▸ **DATASET CONTENT**
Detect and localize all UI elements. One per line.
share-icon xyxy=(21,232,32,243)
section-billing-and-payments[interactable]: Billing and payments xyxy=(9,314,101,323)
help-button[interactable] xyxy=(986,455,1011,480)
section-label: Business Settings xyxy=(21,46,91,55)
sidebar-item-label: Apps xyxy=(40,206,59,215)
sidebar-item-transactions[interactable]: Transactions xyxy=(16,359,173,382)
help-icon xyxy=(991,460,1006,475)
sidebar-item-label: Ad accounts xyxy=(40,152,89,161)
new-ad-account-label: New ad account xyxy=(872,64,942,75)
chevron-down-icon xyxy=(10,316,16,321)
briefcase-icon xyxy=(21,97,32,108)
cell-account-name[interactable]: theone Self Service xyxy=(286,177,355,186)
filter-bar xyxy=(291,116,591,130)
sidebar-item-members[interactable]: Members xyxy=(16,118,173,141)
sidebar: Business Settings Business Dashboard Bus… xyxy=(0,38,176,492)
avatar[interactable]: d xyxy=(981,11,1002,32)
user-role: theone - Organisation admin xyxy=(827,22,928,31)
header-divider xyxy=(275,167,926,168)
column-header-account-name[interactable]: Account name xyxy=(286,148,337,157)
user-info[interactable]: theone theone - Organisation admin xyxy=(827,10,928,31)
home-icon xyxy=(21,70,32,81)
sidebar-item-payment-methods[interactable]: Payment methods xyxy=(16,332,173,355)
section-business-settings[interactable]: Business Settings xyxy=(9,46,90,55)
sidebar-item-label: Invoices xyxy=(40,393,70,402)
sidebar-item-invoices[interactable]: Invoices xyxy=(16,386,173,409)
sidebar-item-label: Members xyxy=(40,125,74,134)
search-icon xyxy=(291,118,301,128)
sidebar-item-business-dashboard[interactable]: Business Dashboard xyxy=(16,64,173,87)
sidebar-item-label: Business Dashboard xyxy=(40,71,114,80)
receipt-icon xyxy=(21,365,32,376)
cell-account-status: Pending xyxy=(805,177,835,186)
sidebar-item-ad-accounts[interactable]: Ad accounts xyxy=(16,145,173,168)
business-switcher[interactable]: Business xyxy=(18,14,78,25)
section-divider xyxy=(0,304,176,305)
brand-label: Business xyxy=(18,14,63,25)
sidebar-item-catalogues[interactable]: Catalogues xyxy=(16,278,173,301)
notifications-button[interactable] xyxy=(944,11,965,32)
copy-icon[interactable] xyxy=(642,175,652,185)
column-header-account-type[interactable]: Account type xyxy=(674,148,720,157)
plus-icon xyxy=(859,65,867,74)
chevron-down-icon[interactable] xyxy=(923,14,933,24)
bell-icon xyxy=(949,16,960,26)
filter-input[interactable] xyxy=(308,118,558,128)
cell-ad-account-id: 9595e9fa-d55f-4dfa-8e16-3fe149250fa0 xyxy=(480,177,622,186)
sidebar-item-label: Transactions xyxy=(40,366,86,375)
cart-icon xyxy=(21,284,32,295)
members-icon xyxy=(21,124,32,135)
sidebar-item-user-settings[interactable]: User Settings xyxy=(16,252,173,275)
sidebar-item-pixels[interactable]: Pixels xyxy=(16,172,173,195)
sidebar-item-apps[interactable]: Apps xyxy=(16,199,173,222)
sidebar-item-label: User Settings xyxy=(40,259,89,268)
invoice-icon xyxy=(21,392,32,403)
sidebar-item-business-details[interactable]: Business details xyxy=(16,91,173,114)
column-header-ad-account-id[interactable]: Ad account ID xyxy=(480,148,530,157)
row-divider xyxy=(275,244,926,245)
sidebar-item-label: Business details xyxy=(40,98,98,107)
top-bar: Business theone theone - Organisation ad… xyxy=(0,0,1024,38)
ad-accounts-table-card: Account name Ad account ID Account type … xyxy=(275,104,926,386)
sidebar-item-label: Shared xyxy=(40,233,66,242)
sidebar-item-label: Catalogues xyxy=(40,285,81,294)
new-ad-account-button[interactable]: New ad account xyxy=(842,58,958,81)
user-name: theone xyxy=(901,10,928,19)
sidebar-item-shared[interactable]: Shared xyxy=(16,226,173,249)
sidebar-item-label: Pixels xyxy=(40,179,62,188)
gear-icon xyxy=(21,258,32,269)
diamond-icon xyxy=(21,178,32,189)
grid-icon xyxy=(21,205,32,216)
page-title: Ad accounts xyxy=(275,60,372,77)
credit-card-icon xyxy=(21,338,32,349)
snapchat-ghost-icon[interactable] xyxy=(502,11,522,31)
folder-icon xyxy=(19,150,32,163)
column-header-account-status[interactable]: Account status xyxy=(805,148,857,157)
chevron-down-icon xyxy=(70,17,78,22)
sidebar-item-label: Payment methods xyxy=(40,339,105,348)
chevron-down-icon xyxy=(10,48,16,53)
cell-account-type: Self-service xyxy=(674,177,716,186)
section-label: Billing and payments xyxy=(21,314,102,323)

▸ **TASK REQUIREMENTS**
Quote the records word for word, from the first line through the line that contains "chevron-down-icon xyxy=(10,316,16,321)", including both of those lines.

▸ **RESPONSE TO THIS EXERCISE**
Detect and localize all UI elements. One per line.
share-icon xyxy=(21,232,32,243)
section-billing-and-payments[interactable]: Billing and payments xyxy=(9,314,101,323)
help-button[interactable] xyxy=(986,455,1011,480)
section-label: Business Settings xyxy=(21,46,91,55)
sidebar-item-label: Apps xyxy=(40,206,59,215)
sidebar-item-transactions[interactable]: Transactions xyxy=(16,359,173,382)
help-icon xyxy=(991,460,1006,475)
sidebar-item-label: Ad accounts xyxy=(40,152,89,161)
new-ad-account-label: New ad account xyxy=(872,64,942,75)
chevron-down-icon xyxy=(10,316,16,321)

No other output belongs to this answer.